**STATED TASK**
Pull out every line with the word "Parse" from the entries below.

━━━ PROVIDED MATERIAL

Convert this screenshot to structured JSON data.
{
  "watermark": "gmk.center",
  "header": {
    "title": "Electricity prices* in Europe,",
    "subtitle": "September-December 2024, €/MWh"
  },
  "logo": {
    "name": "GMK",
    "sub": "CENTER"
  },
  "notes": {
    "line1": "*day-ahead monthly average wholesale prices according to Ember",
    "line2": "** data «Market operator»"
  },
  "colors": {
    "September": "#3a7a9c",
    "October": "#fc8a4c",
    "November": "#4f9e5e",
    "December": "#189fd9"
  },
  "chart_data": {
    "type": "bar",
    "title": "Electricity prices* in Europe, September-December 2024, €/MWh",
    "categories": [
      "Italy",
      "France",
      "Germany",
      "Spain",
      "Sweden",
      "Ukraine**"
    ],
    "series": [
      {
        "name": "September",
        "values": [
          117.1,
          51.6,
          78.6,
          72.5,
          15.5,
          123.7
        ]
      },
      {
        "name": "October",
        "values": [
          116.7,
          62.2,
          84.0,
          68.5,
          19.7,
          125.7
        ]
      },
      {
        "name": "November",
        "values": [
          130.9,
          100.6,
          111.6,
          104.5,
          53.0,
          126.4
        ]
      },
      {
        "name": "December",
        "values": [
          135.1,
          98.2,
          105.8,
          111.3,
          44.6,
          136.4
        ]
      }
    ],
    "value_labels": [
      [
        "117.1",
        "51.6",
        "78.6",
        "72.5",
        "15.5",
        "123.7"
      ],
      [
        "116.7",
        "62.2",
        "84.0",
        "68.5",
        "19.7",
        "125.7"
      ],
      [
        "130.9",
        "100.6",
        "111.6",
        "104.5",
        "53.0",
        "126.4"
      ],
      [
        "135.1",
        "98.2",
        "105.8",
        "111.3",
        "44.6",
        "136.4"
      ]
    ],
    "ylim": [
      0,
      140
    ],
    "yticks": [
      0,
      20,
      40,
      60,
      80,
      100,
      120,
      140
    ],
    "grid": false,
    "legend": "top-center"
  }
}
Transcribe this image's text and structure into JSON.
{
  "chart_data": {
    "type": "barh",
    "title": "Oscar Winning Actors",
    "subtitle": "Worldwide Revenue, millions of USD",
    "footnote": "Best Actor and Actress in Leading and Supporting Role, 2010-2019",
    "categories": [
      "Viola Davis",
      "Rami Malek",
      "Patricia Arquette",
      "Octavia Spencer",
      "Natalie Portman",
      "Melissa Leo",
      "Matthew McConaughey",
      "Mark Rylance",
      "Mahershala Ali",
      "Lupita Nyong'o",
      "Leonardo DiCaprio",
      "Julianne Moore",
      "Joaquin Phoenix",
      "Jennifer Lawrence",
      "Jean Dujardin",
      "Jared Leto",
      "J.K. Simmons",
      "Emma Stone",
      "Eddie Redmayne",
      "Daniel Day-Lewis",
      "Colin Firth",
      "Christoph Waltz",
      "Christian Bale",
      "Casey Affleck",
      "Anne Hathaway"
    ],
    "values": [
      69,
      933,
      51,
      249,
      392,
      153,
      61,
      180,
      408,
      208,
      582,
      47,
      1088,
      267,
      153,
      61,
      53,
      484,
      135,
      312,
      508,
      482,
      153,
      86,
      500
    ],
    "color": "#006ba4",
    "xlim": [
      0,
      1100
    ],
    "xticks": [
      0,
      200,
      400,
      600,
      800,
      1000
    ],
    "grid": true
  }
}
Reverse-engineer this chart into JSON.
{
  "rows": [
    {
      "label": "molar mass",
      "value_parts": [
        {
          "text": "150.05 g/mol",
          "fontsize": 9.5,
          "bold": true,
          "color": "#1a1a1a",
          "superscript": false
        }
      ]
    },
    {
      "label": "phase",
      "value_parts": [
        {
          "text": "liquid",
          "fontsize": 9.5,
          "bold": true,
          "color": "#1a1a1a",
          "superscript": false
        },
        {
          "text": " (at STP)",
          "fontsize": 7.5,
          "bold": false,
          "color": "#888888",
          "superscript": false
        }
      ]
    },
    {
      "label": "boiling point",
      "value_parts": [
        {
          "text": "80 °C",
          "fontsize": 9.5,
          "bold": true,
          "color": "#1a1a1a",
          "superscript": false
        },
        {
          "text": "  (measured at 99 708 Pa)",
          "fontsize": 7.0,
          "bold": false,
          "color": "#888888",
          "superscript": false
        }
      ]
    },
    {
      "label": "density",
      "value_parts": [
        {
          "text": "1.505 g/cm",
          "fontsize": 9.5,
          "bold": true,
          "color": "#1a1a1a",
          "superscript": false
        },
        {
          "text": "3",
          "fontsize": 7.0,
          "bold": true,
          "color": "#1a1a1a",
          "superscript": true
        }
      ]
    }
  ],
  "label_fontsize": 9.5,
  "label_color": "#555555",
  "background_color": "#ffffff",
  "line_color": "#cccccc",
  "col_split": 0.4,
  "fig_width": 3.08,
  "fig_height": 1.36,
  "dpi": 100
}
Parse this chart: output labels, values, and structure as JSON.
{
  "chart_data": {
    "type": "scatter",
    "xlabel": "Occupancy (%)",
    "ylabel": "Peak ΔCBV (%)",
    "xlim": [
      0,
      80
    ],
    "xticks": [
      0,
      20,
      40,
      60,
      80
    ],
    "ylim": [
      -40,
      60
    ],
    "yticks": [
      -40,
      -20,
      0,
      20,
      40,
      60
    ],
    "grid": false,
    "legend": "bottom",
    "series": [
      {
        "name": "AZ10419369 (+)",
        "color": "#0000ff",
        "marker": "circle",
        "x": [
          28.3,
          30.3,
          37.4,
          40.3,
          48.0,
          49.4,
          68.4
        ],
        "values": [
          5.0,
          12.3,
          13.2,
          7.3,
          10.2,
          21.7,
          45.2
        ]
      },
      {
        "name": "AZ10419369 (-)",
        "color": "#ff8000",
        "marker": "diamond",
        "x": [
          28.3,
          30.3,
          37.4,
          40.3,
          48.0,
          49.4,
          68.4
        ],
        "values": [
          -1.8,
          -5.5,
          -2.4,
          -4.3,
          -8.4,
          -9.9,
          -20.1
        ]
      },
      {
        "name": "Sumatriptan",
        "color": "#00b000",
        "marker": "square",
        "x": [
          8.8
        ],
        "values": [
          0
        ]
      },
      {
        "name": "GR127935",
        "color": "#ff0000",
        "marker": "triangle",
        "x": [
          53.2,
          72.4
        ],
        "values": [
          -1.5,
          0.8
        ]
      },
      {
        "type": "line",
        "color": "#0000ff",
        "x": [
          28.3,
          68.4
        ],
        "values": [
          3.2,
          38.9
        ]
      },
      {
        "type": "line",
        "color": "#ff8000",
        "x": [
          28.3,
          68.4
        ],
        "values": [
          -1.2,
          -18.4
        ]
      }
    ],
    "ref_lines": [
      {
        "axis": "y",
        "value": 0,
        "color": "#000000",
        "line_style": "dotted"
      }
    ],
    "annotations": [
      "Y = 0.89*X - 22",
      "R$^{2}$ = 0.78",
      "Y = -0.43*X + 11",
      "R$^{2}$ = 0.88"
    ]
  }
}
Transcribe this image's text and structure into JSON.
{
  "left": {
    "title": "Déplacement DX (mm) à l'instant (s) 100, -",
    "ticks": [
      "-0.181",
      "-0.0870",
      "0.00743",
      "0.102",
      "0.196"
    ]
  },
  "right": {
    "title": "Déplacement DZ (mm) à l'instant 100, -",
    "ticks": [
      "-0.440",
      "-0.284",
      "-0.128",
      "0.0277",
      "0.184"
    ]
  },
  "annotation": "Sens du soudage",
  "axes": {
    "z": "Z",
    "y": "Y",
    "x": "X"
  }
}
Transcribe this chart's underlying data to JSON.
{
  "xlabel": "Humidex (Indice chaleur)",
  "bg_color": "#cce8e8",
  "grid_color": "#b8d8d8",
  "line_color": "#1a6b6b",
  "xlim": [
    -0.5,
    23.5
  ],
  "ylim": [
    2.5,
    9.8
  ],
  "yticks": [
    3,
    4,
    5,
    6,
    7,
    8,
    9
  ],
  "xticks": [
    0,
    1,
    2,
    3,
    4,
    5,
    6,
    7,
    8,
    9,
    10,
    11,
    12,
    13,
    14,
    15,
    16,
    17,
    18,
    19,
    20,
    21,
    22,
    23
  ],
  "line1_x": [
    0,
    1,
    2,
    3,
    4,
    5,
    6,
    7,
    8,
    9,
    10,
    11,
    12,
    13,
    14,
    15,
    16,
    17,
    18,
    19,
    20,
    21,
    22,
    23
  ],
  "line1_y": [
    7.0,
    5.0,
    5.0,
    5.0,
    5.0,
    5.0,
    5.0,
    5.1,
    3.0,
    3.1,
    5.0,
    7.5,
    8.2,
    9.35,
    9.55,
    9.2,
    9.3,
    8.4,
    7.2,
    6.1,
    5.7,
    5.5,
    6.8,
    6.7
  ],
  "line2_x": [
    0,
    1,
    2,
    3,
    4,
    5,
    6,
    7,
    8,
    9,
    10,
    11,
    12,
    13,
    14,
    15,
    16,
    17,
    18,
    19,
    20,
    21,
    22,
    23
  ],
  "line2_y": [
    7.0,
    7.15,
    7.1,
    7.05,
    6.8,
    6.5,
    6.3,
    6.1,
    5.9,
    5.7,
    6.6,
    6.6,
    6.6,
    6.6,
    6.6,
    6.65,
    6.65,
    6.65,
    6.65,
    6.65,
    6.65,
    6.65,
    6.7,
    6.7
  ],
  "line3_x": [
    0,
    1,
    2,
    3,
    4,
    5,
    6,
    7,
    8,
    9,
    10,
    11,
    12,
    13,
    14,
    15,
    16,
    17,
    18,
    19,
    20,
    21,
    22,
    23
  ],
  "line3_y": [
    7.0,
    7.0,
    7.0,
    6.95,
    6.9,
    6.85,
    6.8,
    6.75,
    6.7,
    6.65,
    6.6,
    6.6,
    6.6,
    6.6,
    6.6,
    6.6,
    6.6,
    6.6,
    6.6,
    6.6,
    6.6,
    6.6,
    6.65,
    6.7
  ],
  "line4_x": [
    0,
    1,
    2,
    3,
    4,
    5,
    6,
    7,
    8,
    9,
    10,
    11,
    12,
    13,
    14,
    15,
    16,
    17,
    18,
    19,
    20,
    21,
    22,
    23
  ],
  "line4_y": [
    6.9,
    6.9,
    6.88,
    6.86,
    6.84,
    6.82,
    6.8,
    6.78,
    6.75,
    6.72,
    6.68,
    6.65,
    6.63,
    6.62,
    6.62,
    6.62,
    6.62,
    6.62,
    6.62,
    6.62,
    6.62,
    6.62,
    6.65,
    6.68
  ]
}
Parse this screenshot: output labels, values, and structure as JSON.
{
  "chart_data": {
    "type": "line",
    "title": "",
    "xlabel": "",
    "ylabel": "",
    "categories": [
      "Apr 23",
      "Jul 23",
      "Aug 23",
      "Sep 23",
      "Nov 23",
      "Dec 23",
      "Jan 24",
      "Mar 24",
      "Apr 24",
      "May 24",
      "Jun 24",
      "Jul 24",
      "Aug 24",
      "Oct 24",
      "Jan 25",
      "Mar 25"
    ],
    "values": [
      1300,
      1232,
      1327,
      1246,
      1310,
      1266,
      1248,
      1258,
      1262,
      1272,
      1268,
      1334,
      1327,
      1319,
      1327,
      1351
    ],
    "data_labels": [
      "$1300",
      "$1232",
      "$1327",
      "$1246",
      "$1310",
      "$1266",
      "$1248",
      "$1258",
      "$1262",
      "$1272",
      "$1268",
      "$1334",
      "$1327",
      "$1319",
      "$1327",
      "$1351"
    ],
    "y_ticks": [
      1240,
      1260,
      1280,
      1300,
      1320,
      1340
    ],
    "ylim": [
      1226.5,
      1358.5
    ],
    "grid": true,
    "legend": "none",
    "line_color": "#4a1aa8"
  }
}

━━━━━━

**RESULT OF THE EXERCISE**
Parse this chart: output labels, values, and structure as JSON.
Parse this screenshot: output labels, values, and structure as JSON.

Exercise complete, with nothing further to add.